#### [Problem to work on]
Copy out each line of the listing that has the word "кінці" in it.
+++
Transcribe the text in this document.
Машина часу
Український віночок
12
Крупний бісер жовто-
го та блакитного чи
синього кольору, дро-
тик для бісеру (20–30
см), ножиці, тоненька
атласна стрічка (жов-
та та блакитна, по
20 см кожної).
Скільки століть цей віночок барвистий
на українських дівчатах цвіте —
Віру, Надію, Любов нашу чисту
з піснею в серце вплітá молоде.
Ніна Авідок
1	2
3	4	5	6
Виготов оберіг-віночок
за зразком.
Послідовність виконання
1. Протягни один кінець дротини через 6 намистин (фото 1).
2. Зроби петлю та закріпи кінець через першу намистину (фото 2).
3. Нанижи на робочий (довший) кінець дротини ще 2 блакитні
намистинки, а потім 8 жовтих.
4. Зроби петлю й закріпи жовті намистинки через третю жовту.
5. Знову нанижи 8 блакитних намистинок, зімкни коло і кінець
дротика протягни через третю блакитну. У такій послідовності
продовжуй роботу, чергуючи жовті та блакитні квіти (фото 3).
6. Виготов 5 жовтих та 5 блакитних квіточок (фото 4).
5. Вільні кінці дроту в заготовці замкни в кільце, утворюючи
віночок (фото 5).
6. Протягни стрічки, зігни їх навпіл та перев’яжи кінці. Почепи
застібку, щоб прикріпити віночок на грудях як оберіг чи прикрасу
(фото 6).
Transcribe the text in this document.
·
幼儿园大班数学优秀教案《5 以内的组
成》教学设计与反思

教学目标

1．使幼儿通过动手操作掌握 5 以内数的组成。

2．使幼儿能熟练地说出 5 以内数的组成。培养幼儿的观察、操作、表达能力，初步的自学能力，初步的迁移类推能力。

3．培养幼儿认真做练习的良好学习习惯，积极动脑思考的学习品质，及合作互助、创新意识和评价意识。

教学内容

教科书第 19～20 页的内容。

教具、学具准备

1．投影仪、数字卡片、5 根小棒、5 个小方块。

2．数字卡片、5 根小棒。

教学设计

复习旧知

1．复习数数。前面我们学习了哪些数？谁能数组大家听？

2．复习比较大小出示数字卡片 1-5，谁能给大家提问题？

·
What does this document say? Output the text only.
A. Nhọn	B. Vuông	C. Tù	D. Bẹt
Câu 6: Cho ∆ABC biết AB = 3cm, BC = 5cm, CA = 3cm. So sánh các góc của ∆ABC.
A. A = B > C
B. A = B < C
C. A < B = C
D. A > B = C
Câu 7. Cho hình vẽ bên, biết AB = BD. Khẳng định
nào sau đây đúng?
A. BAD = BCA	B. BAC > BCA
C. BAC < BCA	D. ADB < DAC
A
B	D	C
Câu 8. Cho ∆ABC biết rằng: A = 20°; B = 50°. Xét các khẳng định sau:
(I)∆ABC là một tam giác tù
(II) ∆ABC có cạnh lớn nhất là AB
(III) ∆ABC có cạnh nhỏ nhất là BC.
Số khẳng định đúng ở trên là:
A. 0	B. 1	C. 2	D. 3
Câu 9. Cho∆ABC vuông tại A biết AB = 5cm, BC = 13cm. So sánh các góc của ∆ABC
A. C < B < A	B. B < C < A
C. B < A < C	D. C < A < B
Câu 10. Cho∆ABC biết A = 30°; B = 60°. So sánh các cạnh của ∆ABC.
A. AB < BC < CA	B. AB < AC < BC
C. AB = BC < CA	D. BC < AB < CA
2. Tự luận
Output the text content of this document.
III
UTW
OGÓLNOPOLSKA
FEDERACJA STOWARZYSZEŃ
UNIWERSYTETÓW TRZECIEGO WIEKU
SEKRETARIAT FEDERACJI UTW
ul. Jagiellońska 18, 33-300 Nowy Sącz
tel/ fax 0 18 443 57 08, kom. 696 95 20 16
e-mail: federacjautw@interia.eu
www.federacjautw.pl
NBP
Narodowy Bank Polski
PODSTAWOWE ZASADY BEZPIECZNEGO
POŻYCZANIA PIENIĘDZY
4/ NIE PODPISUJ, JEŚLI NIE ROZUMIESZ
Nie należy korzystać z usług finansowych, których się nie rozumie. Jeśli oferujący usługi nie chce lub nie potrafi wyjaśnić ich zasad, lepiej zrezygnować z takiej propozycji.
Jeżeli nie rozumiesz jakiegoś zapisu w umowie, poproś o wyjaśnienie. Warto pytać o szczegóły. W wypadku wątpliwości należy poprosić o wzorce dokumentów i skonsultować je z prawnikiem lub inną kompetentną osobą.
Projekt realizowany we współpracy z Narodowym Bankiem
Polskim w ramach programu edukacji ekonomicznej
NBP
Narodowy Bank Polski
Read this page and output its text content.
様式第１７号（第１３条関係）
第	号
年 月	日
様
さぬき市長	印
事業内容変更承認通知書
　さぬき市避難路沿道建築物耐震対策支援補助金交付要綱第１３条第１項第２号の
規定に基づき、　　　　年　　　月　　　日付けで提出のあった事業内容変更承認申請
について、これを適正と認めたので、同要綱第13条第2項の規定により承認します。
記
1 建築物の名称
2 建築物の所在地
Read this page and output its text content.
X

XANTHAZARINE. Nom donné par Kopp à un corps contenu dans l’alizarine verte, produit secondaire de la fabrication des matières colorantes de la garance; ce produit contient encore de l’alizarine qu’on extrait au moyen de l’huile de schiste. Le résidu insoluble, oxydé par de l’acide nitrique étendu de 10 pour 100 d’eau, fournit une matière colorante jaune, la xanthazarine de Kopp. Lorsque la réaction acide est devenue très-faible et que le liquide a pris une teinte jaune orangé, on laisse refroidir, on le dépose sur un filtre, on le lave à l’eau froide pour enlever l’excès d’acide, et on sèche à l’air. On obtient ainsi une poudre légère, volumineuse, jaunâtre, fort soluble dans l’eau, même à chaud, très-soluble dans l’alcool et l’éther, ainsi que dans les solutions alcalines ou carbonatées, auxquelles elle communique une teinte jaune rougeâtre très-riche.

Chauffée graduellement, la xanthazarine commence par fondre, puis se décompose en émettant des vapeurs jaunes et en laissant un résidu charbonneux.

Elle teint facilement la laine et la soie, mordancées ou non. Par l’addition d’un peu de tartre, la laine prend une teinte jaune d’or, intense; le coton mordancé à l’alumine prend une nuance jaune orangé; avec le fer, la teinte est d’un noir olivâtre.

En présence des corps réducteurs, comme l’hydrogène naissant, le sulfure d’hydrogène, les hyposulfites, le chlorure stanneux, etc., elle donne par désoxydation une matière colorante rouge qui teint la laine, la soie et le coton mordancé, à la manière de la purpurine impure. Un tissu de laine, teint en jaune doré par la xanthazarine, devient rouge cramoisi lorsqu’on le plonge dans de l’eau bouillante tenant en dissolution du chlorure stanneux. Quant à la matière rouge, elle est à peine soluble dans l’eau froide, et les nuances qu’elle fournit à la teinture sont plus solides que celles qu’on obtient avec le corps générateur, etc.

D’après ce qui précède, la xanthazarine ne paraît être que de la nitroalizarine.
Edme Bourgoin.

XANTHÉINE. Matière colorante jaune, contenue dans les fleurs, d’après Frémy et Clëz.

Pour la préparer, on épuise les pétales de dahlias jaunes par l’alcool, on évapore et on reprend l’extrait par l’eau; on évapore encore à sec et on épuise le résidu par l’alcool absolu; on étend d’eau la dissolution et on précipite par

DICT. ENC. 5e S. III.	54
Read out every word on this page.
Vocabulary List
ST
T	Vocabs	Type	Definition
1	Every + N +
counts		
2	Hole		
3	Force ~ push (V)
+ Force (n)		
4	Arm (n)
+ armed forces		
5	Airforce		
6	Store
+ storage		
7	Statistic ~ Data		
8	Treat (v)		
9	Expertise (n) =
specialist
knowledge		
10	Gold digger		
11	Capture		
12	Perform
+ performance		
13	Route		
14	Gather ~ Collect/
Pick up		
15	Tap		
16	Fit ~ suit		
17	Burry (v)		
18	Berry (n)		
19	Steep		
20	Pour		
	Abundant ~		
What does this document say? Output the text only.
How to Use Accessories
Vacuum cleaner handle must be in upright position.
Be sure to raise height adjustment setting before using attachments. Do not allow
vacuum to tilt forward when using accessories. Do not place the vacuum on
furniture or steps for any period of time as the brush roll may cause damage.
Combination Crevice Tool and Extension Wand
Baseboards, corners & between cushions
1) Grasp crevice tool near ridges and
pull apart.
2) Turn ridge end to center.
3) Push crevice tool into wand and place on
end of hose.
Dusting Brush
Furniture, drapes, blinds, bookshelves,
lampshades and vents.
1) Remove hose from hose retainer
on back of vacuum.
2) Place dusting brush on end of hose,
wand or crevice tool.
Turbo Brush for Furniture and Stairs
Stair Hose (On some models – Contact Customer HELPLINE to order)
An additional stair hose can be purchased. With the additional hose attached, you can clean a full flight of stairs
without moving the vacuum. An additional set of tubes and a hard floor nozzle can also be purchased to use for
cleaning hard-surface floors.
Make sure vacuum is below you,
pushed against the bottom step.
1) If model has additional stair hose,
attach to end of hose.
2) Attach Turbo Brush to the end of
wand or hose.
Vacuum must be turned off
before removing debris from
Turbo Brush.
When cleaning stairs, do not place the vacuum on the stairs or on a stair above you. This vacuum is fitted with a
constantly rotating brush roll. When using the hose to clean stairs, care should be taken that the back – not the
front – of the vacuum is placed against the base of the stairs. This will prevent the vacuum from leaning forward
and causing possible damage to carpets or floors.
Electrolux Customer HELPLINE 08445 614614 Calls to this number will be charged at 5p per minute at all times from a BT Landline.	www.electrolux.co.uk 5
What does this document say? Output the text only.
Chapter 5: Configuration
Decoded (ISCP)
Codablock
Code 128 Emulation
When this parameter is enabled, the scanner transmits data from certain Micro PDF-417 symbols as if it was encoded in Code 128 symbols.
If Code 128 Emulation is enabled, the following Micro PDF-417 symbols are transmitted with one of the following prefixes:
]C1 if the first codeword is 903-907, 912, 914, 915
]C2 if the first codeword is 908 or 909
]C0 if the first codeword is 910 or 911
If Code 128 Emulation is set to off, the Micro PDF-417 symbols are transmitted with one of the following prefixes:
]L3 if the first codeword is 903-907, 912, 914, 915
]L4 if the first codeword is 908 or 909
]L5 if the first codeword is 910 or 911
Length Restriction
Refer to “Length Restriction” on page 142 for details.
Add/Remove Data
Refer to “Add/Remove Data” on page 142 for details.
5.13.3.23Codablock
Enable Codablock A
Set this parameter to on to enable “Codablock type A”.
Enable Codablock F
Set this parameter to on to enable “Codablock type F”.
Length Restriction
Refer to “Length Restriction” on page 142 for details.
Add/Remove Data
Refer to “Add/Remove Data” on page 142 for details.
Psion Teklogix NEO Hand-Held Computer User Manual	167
+++
#### [Response for this exercise]
5. Вільні кінці дроту в заготовці замкни в кільце, утворюючи
6. Протягни стрічки, зігни їх навпіл та перев’яжи кінці. Почепи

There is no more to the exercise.